DATASET CONTENT »
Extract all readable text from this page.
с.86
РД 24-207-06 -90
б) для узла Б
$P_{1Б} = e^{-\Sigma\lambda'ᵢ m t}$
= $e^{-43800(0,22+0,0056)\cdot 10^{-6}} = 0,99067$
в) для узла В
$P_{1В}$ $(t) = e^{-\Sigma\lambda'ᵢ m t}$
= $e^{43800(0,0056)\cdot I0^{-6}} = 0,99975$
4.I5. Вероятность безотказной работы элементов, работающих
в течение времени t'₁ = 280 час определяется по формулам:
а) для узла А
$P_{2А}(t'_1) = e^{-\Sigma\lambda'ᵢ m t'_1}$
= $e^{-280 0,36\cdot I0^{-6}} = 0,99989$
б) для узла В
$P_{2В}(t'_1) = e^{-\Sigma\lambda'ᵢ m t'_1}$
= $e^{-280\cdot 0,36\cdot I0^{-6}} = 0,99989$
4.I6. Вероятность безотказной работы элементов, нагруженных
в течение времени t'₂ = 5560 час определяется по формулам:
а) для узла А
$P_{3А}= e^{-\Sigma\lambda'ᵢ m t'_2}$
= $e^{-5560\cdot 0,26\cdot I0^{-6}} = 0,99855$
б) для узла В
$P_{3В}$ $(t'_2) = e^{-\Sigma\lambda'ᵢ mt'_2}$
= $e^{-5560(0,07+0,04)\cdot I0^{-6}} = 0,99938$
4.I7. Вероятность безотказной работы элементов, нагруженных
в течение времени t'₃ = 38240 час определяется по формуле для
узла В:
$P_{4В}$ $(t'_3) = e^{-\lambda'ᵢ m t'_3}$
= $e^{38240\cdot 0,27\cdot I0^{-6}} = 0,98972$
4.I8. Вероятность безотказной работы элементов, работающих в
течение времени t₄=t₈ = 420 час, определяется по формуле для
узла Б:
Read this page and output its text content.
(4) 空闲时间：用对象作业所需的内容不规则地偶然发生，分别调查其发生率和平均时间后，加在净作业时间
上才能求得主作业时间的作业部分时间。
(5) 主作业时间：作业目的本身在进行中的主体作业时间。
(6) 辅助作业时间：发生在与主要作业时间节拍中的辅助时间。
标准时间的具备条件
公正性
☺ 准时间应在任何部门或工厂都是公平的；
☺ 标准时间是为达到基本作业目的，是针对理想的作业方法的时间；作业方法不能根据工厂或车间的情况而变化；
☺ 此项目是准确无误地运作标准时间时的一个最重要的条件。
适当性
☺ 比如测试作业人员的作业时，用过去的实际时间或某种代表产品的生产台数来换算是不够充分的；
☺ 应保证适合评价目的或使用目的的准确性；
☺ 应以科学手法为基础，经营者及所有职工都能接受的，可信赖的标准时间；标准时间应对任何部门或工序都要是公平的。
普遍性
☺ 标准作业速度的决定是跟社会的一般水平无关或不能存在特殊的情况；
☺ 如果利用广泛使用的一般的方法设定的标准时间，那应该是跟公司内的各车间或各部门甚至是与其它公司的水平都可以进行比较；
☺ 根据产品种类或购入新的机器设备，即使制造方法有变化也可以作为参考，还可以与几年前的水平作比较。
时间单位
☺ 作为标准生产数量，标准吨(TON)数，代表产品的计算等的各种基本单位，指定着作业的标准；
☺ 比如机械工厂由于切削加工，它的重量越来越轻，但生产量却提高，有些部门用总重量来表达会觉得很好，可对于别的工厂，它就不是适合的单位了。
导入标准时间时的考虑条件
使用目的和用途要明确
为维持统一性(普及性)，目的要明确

WHAT YOU HAVE TO DO »
Write out each line of the data above again, exactly as given.

TASK OUTPUT »
Extract all readable text from this page.
с.86
РД 24-207-06 -90
б) для узла Б
$P_{1Б} = e^{-\Sigma\lambda'ᵢ m t}$
= $e^{-43800(0,22+0,0056)\cdot 10^{-6}} = 0,99067$
в) для узла В
$P_{1В}$ $(t) = e^{-\Sigma\lambda'ᵢ m t}$
= $e^{43800(0,0056)\cdot I0^{-6}} = 0,99975$
4.I5. Вероятность безотказной работы элементов, работающих
в течение времени t'₁ = 280 час определяется по формулам:
а) для узла А
$P_{2А}(t'_1) = e^{-\Sigma\lambda'ᵢ m t'_1}$
= $e^{-280 0,36\cdot I0^{-6}} = 0,99989$
б) для узла В
$P_{2В}(t'_1) = e^{-\Sigma\lambda'ᵢ m t'_1}$
= $e^{-280\cdot 0,36\cdot I0^{-6}} = 0,99989$
4.I6. Вероятность безотказной работы элементов, нагруженных
в течение времени t'₂ = 5560 час определяется по формулам:
а) для узла А
$P_{3А}= e^{-\Sigma\lambda'ᵢ m t'_2}$
= $e^{-5560\cdot 0,26\cdot I0^{-6}} = 0,99855$
б) для узла В
$P_{3В}$ $(t'_2) = e^{-\Sigma\lambda'ᵢ mt'_2}$
= $e^{-5560(0,07+0,04)\cdot I0^{-6}} = 0,99938$
4.I7. Вероятность безотказной работы элементов, нагруженных
в течение времени t'₃ = 38240 час определяется по формуле для
узла В:
$P_{4В}$ $(t'_3) = e^{-\lambda'ᵢ m t'_3}$
= $e^{38240\cdot 0,27\cdot I0^{-6}} = 0,98972$
4.I8. Вероятность безотказной работы элементов, работающих в
течение времени t₄=t₈ = 420 час, определяется по формуле для
узла Б:
Read this page and output its text content.
(4) 空闲时间：用对象作业所需的内容不规则地偶然发生，分别调查其发生率和平均时间后，加在净作业时间
上才能求得主作业时间的作业部分时间。
(5) 主作业时间：作业目的本身在进行中的主体作业时间。
(6) 辅助作业时间：发生在与主要作业时间节拍中的辅助时间。
标准时间的具备条件
公正性
☺ 准时间应在任何部门或工厂都是公平的；
☺ 标准时间是为达到基本作业目的，是针对理想的作业方法的时间；作业方法不能根据工厂或车间的情况而变化；
☺ 此项目是准确无误地运作标准时间时的一个最重要的条件。
适当性
☺ 比如测试作业人员的作业时，用过去的实际时间或某种代表产品的生产台数来换算是不够充分的；
☺ 应保证适合评价目的或使用目的的准确性；
☺ 应以科学手法为基础，经营者及所有职工都能接受的，可信赖的标准时间；标准时间应对任何部门或工序都要是公平的。
普遍性
☺ 标准作业速度的决定是跟社会的一般水平无关或不能存在特殊的情况；
☺ 如果利用广泛使用的一般的方法设定的标准时间，那应该是跟公司内的各车间或各部门甚至是与其它公司的水平都可以进行比较；
☺ 根据产品种类或购入新的机器设备，即使制造方法有变化也可以作为参考，还可以与几年前的水平作比较。
时间单位
☺ 作为标准生产数量，标准吨(TON)数，代表产品的计算等的各种基本单位，指定着作业的标准；
☺ 比如机械工厂由于切削加工，它的重量越来越轻，但生产量却提高，有些部门用总重量来表达会觉得很好，可对于别的工厂，它就不是适合的单位了。
导入标准时间时的考虑条件
使用目的和用途要明确
为维持统一性(普及性)，目的要明确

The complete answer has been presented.